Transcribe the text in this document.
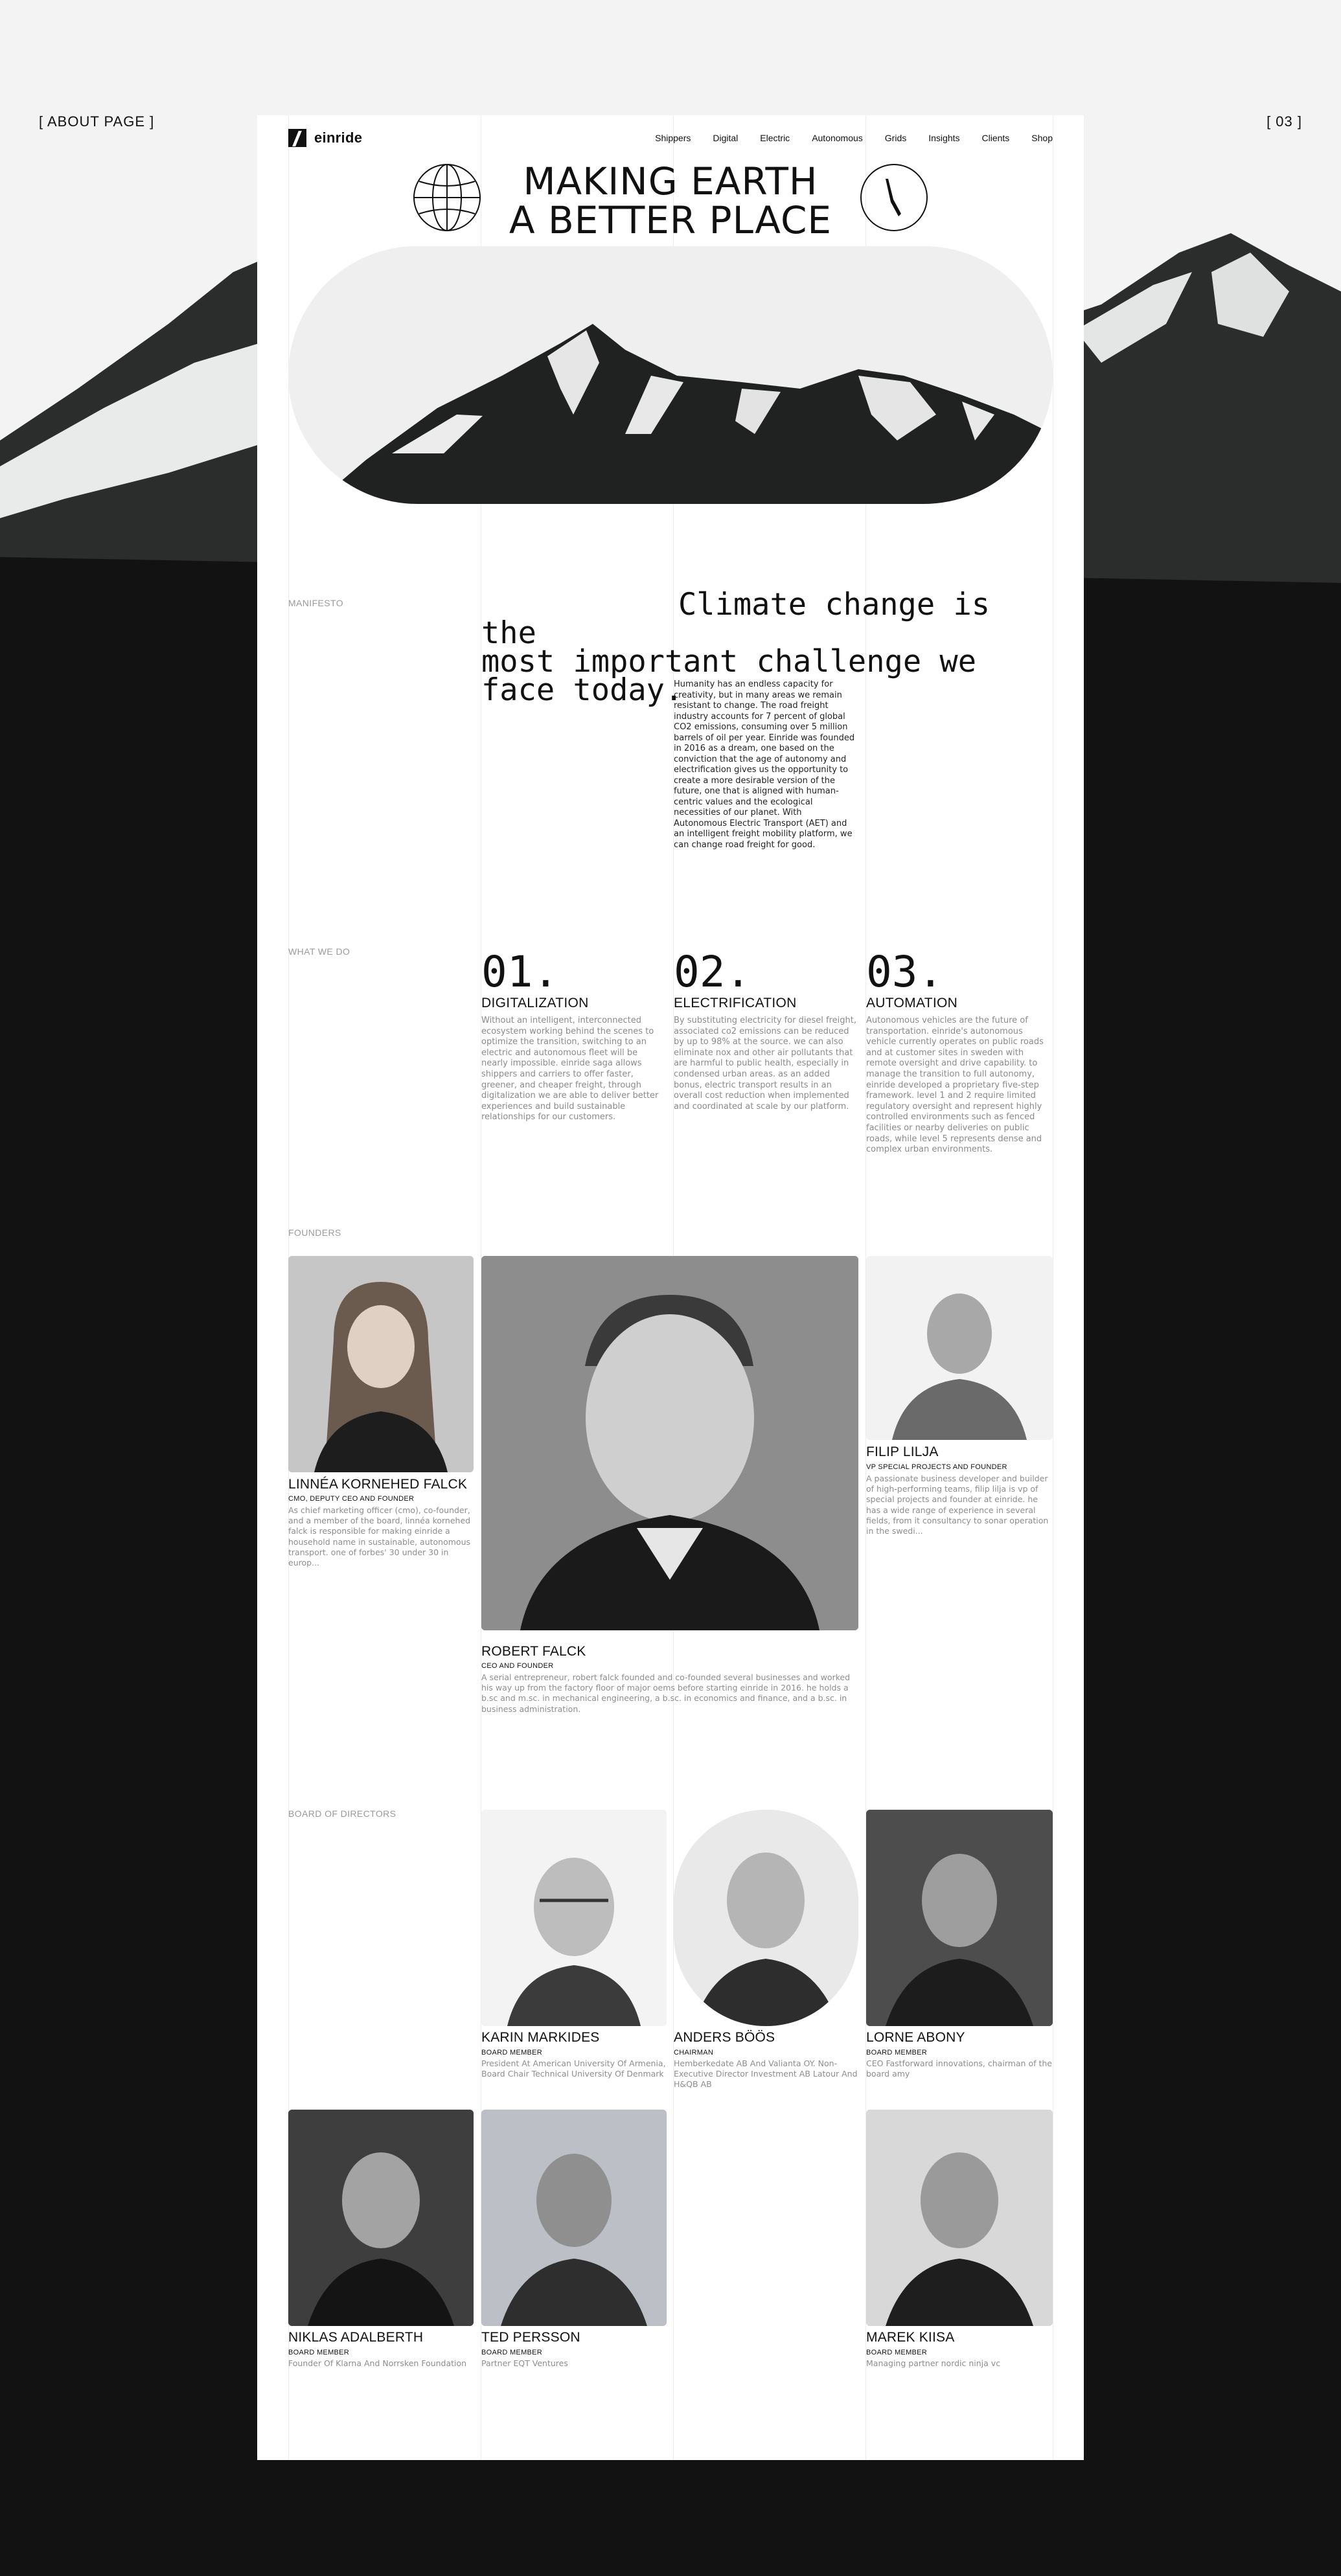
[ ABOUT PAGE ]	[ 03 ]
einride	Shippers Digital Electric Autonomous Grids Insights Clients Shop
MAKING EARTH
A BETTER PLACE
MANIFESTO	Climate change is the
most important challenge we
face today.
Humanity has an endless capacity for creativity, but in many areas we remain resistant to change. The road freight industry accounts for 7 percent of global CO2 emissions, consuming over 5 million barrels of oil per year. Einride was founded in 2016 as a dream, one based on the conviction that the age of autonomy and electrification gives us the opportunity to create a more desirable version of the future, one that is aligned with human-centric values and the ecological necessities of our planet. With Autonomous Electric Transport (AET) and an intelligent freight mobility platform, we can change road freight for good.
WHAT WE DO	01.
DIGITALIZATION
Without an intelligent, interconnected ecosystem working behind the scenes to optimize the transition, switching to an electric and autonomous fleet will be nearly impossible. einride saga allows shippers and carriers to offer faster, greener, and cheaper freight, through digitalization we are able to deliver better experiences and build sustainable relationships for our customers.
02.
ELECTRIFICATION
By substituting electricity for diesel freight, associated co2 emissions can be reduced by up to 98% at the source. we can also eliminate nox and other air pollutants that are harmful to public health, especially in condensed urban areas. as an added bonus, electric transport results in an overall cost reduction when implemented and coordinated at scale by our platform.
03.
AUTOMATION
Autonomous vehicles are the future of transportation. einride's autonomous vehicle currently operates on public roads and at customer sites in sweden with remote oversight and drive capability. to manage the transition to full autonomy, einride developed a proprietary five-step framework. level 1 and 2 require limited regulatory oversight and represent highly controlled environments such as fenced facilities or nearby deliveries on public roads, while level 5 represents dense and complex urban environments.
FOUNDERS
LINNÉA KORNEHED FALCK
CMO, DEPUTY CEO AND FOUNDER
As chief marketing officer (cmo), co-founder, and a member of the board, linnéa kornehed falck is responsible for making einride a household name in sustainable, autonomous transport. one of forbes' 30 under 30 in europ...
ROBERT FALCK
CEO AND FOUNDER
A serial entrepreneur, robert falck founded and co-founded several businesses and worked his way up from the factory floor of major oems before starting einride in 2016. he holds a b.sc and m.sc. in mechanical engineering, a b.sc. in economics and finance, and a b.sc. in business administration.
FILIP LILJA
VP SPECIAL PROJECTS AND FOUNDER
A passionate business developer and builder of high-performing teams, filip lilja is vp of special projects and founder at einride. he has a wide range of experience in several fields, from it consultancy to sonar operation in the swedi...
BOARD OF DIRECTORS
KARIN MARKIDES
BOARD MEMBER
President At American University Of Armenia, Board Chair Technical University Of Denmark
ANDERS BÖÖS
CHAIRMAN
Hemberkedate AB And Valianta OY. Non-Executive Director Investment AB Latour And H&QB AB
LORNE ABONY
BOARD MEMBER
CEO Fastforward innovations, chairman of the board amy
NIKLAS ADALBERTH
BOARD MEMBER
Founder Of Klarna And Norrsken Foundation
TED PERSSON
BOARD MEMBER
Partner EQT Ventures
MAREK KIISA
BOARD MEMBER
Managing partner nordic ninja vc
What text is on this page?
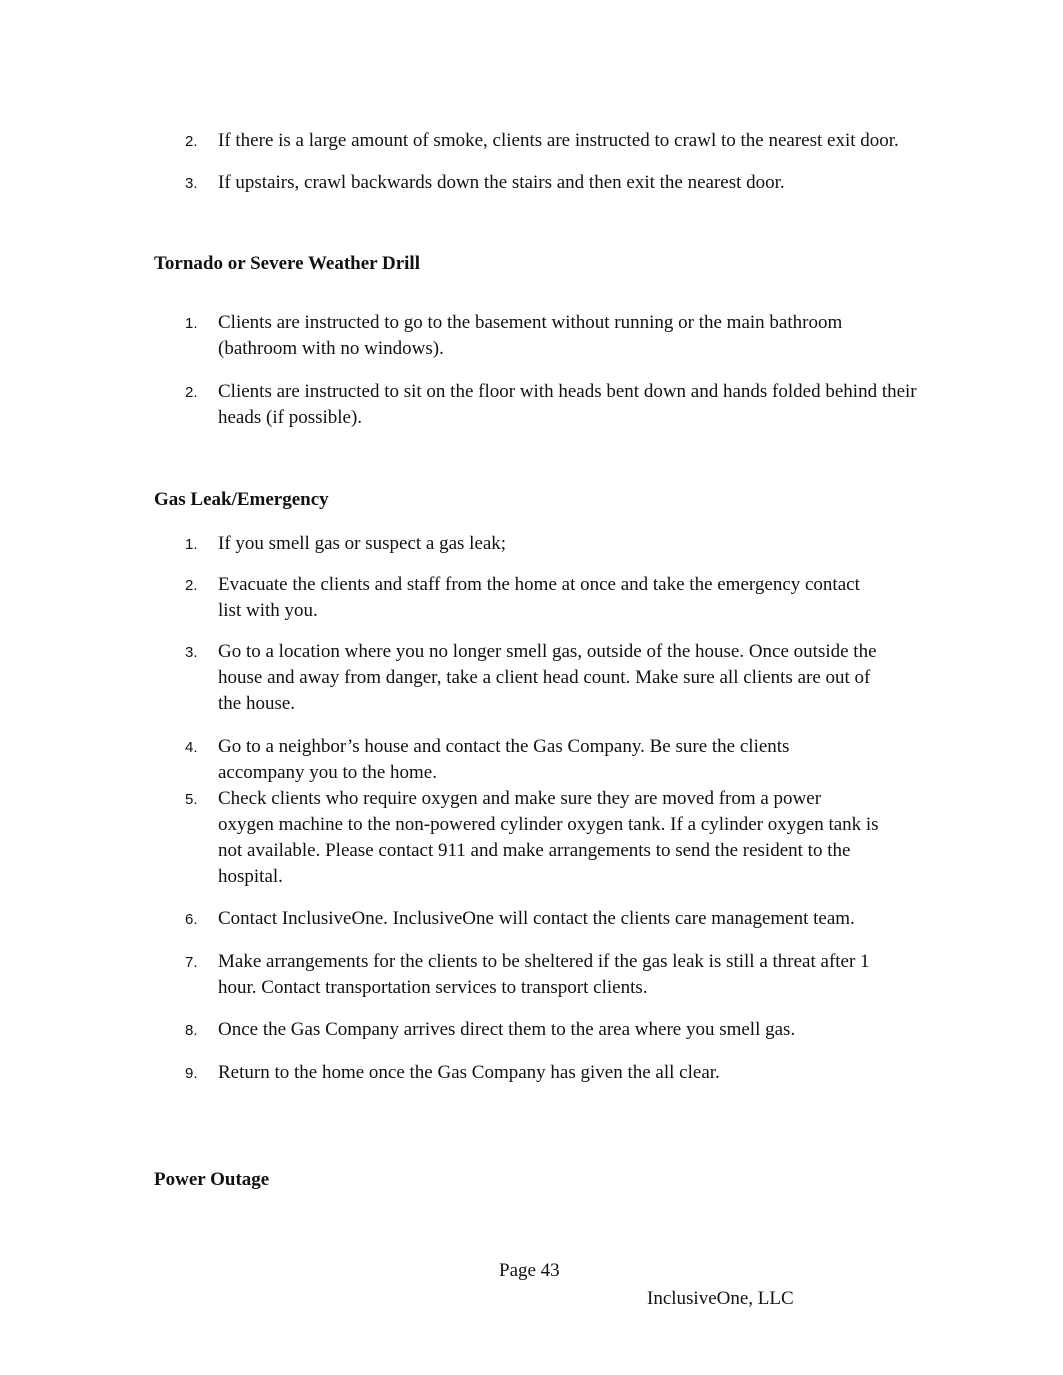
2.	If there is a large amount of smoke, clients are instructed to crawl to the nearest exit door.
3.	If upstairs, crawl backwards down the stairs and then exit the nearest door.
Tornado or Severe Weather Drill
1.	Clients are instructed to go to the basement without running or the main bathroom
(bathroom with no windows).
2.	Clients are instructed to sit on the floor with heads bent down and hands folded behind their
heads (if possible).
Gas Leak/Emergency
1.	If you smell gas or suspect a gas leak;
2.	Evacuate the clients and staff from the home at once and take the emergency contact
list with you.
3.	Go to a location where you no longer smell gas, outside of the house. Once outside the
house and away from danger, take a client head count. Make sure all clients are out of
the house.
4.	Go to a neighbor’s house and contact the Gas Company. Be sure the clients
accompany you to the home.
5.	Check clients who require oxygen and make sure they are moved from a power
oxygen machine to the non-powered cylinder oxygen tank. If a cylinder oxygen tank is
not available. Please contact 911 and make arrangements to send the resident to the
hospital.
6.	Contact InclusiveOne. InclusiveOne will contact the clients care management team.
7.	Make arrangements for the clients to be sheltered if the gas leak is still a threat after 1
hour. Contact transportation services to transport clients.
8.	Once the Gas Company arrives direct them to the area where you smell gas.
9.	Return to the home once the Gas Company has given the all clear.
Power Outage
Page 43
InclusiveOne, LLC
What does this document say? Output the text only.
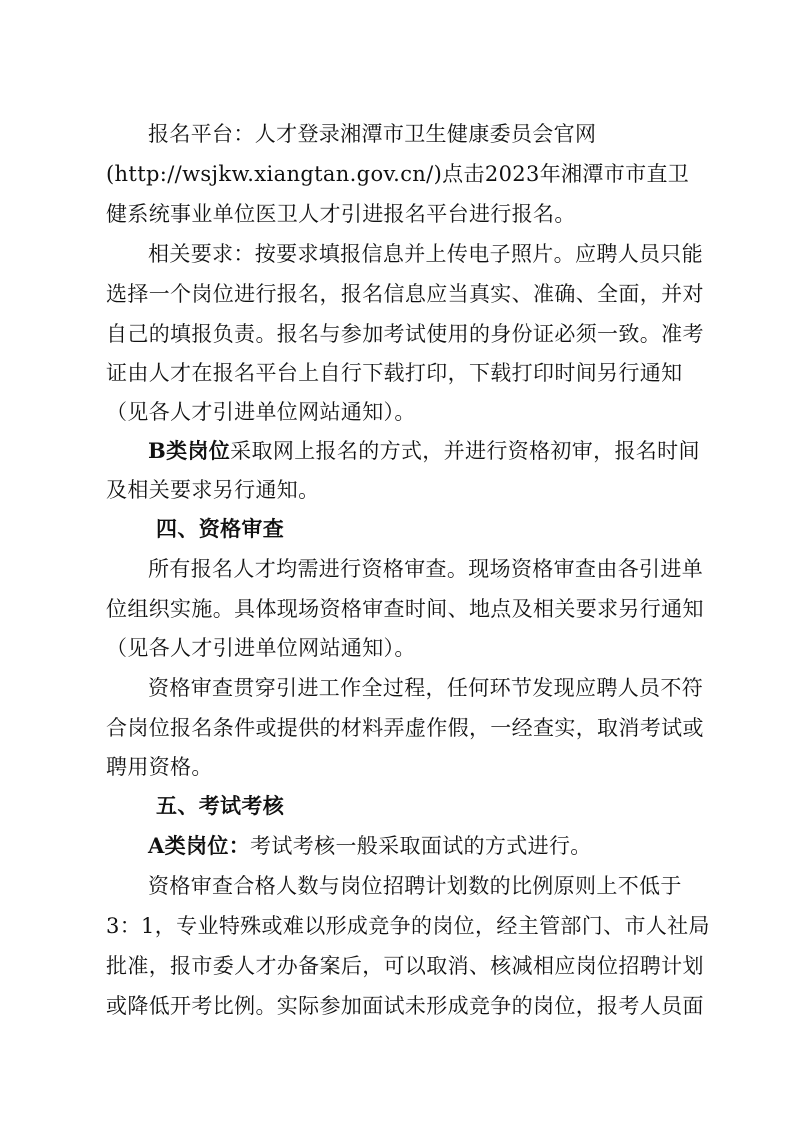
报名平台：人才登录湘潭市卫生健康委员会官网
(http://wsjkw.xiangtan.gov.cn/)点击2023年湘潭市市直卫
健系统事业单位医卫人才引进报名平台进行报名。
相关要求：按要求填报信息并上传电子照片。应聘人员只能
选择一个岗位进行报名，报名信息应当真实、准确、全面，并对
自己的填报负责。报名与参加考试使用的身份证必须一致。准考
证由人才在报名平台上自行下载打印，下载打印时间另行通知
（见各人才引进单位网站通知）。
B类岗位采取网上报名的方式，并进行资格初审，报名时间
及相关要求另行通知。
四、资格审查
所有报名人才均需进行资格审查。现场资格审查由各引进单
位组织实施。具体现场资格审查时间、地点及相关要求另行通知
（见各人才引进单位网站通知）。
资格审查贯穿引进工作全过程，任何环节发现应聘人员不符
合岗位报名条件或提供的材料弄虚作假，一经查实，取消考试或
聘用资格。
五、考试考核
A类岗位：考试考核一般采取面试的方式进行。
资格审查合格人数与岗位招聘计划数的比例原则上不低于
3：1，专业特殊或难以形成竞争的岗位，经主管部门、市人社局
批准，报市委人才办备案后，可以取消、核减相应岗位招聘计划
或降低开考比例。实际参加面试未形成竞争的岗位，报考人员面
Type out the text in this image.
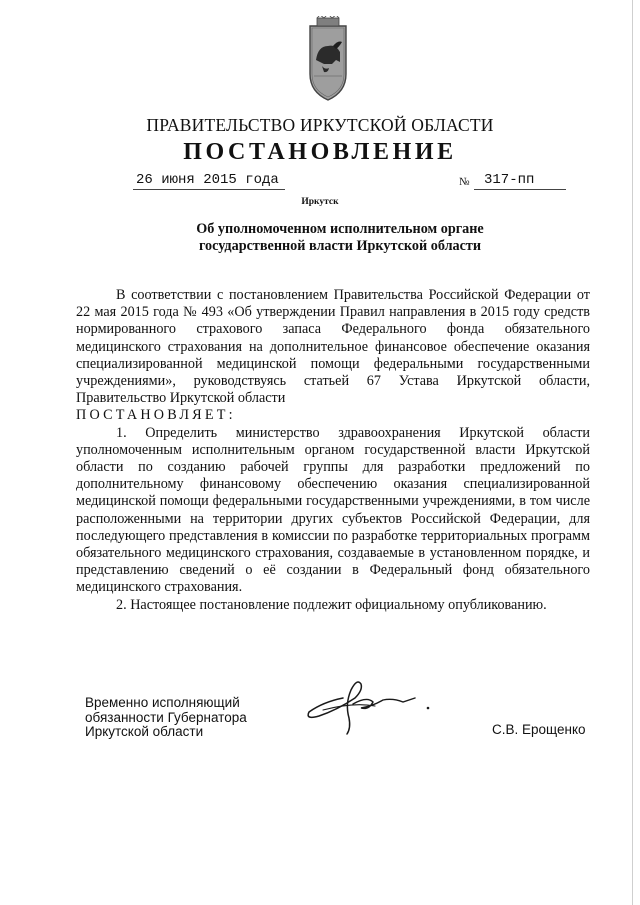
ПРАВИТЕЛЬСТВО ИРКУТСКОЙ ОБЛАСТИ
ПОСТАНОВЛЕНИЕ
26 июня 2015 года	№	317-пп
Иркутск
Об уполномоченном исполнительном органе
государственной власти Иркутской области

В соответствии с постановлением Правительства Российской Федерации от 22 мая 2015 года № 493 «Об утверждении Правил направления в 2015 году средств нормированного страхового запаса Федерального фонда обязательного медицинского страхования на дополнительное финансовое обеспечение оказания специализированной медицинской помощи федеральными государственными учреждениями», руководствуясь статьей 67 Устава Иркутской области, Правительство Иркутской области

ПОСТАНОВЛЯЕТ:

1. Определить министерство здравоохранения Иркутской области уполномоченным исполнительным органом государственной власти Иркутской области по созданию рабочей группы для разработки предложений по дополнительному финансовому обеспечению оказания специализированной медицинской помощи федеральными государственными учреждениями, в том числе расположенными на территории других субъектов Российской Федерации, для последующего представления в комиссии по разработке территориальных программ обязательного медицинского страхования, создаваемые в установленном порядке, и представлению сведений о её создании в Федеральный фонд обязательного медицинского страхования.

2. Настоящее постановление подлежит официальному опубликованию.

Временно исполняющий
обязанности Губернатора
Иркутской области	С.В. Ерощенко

GIVEN REQUEST - Go through the records above and copy every line with the word "take".

TASK RESULT -
2.	Evacuate the clients and staff from the home at once and take the emergency contact
house and away from danger, take a client head count. Make sure all clients are out of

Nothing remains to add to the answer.